**WHAT THE TASK ASKS:**
Using the records below, locate all lines containing "HOUGHTON" and return them.

⁂

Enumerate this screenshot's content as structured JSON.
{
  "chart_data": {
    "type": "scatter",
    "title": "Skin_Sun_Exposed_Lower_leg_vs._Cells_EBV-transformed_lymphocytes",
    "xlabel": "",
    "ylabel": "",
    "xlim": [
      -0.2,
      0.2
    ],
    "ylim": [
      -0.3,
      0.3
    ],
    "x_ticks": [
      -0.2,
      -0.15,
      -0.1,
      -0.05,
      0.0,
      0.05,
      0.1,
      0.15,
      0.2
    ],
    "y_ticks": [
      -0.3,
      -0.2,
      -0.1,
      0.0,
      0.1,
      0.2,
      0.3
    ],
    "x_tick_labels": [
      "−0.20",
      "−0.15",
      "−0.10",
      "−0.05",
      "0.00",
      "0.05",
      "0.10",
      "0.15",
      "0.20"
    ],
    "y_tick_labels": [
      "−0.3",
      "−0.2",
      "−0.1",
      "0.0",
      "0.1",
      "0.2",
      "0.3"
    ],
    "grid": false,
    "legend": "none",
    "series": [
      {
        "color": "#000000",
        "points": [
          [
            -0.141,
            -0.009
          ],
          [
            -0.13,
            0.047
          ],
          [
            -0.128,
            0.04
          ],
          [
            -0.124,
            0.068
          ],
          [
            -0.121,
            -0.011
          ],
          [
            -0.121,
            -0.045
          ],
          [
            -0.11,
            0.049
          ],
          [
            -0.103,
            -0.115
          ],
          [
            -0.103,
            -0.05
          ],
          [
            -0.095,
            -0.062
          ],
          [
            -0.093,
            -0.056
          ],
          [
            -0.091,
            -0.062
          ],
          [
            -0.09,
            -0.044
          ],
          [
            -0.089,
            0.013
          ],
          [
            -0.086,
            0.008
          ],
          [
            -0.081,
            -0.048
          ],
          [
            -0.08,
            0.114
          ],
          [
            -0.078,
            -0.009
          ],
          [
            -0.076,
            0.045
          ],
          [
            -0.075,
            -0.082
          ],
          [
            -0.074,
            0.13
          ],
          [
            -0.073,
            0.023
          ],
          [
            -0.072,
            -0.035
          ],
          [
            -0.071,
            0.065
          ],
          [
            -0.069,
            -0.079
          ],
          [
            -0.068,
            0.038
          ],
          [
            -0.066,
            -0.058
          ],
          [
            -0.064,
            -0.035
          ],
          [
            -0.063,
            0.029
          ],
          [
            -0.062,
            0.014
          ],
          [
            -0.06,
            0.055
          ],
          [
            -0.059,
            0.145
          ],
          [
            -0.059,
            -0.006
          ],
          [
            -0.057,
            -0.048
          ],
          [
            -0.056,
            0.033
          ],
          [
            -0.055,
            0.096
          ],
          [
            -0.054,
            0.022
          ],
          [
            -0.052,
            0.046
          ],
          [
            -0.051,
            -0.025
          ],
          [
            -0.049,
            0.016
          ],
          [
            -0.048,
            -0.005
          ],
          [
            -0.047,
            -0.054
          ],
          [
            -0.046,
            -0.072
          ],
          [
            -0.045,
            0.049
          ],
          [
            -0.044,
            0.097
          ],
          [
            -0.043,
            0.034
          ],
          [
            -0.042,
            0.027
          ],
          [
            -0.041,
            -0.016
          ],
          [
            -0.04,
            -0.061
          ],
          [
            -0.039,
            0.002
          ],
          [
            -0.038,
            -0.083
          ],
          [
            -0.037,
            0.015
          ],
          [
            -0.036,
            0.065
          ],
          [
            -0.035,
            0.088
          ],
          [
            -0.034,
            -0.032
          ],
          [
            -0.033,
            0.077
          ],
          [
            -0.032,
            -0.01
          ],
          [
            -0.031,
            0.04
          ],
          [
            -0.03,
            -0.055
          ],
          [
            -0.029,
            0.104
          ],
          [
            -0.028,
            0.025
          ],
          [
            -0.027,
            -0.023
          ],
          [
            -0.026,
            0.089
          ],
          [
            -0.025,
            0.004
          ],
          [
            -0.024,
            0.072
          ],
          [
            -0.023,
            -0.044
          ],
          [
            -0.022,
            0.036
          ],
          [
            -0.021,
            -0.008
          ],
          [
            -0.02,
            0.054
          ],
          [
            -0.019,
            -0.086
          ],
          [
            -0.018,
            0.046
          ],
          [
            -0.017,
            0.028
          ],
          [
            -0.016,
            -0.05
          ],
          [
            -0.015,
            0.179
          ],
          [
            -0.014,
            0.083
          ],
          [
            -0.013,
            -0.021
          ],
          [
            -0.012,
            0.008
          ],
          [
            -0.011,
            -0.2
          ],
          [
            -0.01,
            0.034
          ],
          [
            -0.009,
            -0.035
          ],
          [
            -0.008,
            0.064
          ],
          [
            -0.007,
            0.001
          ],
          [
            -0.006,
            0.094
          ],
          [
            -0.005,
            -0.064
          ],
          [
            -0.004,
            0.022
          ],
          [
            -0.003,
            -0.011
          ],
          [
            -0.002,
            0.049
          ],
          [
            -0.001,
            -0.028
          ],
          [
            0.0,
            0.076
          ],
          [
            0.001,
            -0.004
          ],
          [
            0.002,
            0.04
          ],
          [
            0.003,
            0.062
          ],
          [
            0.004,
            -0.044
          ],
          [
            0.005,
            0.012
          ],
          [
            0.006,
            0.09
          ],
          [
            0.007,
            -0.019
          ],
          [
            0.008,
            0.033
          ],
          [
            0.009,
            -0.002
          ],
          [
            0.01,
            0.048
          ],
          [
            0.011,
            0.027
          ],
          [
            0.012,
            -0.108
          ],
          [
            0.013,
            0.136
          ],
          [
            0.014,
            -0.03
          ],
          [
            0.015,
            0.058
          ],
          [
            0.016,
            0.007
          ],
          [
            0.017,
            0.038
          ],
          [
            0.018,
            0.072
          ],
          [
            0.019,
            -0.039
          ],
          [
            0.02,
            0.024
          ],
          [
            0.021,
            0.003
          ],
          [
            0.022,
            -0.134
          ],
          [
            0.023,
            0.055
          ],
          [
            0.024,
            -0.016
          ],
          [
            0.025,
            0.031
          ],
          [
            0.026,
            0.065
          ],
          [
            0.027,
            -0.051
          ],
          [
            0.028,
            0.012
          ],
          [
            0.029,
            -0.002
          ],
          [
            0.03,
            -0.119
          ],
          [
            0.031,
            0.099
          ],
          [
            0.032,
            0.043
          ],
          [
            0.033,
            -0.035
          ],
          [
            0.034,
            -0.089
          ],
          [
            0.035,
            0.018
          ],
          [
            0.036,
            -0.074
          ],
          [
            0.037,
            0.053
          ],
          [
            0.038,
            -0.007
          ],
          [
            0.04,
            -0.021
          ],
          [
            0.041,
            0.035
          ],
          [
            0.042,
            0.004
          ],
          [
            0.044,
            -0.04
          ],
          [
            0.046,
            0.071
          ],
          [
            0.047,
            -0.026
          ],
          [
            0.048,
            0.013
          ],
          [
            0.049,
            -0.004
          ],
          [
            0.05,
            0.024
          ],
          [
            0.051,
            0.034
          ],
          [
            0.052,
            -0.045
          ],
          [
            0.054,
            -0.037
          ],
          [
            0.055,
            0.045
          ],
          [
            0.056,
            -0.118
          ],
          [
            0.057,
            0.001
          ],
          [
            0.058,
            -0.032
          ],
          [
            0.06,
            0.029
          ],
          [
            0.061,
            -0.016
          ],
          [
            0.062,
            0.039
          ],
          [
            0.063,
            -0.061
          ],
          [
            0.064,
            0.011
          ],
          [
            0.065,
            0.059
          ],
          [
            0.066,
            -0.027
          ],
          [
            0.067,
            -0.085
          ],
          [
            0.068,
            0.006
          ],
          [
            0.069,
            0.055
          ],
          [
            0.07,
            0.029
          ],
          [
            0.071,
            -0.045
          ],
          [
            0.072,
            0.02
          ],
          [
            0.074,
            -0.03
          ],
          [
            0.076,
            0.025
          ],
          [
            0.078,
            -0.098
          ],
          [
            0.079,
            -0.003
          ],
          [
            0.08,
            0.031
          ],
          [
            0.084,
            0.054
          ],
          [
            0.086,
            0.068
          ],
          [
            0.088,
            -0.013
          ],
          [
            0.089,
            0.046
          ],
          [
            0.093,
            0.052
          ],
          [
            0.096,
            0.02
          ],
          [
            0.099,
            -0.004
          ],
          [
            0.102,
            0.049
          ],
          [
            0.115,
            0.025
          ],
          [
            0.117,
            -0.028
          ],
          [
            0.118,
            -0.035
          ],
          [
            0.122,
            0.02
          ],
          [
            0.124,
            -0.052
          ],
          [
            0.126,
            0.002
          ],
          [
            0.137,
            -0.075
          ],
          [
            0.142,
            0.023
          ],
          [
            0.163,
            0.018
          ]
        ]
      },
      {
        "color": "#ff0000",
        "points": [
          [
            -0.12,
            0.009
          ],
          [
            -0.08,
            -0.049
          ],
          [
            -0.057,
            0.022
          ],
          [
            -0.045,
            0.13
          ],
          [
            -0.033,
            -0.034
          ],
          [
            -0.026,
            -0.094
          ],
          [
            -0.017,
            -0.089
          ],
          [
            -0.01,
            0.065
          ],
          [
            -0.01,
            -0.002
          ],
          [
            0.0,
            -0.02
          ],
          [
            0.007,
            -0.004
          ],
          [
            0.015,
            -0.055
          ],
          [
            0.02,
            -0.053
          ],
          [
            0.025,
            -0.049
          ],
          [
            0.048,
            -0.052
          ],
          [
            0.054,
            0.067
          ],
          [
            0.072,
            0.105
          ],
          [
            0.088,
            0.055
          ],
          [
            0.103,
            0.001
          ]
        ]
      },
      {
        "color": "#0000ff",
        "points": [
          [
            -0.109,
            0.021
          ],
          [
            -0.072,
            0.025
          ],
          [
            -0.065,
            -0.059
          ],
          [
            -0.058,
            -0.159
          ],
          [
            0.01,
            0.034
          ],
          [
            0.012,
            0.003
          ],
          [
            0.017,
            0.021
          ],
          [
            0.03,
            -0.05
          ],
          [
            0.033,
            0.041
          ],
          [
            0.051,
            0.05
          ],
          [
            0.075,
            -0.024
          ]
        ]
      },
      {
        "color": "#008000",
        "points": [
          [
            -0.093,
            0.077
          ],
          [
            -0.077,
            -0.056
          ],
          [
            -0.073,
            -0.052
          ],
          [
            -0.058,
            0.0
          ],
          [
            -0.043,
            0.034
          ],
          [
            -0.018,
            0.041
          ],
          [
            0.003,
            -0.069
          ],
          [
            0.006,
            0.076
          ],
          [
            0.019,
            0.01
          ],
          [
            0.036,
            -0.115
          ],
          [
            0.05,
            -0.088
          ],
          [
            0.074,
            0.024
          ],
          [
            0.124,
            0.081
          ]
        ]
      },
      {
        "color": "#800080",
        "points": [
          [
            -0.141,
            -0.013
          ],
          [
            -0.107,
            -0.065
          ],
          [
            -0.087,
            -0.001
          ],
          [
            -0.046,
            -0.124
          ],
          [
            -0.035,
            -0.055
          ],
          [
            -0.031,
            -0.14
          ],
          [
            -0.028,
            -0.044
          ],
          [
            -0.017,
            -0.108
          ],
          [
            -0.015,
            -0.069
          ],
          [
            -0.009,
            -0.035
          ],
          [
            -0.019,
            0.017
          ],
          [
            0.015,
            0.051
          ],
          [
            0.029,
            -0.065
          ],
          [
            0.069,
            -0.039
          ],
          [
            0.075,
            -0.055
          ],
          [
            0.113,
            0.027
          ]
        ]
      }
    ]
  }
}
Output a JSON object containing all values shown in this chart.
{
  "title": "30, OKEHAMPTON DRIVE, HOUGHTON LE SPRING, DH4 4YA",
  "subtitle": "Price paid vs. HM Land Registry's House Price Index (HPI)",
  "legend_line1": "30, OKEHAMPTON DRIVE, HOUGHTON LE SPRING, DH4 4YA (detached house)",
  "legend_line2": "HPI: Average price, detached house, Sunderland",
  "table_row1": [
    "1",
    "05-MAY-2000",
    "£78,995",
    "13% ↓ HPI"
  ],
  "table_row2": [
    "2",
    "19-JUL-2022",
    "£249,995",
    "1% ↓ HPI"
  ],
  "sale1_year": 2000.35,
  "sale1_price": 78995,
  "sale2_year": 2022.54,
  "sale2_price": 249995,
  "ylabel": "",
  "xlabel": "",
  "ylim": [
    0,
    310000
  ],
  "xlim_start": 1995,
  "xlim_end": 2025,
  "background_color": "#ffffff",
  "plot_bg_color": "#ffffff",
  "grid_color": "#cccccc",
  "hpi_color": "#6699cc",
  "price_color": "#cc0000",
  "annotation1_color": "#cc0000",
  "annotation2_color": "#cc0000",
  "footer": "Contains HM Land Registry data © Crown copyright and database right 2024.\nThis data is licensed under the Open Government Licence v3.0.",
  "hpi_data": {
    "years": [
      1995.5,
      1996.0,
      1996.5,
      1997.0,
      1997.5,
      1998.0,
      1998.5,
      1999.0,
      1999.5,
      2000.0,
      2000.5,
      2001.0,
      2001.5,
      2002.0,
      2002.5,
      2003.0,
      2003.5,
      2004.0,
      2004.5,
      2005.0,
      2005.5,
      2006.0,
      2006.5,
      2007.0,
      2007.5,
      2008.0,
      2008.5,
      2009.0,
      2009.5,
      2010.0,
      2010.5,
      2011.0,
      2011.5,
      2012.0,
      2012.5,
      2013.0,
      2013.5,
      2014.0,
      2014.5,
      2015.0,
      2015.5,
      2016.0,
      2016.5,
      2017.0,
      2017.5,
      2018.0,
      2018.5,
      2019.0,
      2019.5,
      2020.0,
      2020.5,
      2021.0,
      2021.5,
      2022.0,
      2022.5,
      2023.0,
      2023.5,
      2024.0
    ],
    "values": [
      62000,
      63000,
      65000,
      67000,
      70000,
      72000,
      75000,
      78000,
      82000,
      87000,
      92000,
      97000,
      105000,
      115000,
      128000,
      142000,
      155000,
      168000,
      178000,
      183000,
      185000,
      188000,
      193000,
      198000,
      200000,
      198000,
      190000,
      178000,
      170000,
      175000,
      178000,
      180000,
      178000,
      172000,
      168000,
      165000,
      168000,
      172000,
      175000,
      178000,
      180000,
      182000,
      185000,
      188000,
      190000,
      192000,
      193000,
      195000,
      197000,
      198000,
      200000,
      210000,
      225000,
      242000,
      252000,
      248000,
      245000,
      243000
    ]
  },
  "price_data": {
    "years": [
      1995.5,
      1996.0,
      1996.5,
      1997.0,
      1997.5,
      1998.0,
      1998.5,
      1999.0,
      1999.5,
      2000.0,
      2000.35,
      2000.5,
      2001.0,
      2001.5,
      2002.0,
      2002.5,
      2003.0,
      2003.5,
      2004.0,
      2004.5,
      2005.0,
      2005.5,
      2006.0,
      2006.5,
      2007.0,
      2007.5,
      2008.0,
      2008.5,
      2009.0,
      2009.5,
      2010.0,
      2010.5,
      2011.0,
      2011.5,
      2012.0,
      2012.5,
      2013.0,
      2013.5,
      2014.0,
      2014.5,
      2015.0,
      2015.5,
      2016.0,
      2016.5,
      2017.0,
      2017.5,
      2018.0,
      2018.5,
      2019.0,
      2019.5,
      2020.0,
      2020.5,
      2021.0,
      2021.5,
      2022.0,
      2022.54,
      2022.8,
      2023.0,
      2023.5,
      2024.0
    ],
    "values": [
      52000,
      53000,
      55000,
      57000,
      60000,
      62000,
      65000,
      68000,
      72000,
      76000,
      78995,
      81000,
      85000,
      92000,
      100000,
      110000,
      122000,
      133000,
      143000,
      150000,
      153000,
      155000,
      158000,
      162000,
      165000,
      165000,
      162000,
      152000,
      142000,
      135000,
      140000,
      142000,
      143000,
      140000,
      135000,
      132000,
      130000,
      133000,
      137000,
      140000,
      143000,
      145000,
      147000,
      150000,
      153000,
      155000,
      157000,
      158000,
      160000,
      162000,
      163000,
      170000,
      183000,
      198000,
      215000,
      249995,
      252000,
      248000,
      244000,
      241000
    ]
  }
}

⁂

**RESULT:**
  "title": "30, OKEHAMPTON DRIVE, HOUGHTON LE SPRING, DH4 4YA",
  "legend_line1": "30, OKEHAMPTON DRIVE, HOUGHTON LE SPRING, DH4 4YA (detached house)",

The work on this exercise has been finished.